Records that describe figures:
— Begin —

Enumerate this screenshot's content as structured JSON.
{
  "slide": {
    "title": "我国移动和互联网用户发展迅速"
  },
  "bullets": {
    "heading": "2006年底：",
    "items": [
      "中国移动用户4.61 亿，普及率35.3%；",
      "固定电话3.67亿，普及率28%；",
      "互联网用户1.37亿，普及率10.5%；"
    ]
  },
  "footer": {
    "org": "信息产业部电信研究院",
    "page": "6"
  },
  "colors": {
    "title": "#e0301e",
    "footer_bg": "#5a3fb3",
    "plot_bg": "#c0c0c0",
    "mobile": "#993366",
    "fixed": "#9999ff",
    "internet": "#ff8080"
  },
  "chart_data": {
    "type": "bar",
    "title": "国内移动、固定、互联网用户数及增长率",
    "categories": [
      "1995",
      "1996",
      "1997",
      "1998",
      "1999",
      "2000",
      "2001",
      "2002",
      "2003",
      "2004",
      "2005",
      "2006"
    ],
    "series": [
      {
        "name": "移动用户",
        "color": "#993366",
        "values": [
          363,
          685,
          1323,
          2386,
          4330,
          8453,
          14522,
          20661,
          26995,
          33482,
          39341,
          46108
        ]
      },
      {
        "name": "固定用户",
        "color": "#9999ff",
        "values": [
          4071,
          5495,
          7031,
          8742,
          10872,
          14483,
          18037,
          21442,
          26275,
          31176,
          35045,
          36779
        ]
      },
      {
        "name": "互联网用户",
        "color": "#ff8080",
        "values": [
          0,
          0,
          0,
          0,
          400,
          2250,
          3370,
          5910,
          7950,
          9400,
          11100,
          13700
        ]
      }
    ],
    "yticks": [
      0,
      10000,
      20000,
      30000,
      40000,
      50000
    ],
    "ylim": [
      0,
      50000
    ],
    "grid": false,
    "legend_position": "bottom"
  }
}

— End —

§ Exercise:
Return what is listed above, exactly and completely.

§ The solution:
Enumerate this screenshot's content as structured JSON.
{
  "slide": {
    "title": "我国移动和互联网用户发展迅速"
  },
  "bullets": {
    "heading": "2006年底：",
    "items": [
      "中国移动用户4.61 亿，普及率35.3%；",
      "固定电话3.67亿，普及率28%；",
      "互联网用户1.37亿，普及率10.5%；"
    ]
  },
  "footer": {
    "org": "信息产业部电信研究院",
    "page": "6"
  },
  "colors": {
    "title": "#e0301e",
    "footer_bg": "#5a3fb3",
    "plot_bg": "#c0c0c0",
    "mobile": "#993366",
    "fixed": "#9999ff",
    "internet": "#ff8080"
  },
  "chart_data": {
    "type": "bar",
    "title": "国内移动、固定、互联网用户数及增长率",
    "categories": [
      "1995",
      "1996",
      "1997",
      "1998",
      "1999",
      "2000",
      "2001",
      "2002",
      "2003",
      "2004",
      "2005",
      "2006"
    ],
    "series": [
      {
        "name": "移动用户",
        "color": "#993366",
        "values": [
          363,
          685,
          1323,
          2386,
          4330,
          8453,
          14522,
          20661,
          26995,
          33482,
          39341,
          46108
        ]
      },
      {
        "name": "固定用户",
        "color": "#9999ff",
        "values": [
          4071,
          5495,
          7031,
          8742,
          10872,
          14483,
          18037,
          21442,
          26275,
          31176,
          35045,
          36779
        ]
      },
      {
        "name": "互联网用户",
        "color": "#ff8080",
        "values": [
          0,
          0,
          0,
          0,
          400,
          2250,
          3370,
          5910,
          7950,
          9400,
          11100,
          13700
        ]
      }
    ],
    "yticks": [
      0,
      10000,
      20000,
      30000,
      40000,
      50000
    ],
    "ylim": [
      0,
      50000
    ],
    "grid": false,
    "legend_position": "bottom"
  }
}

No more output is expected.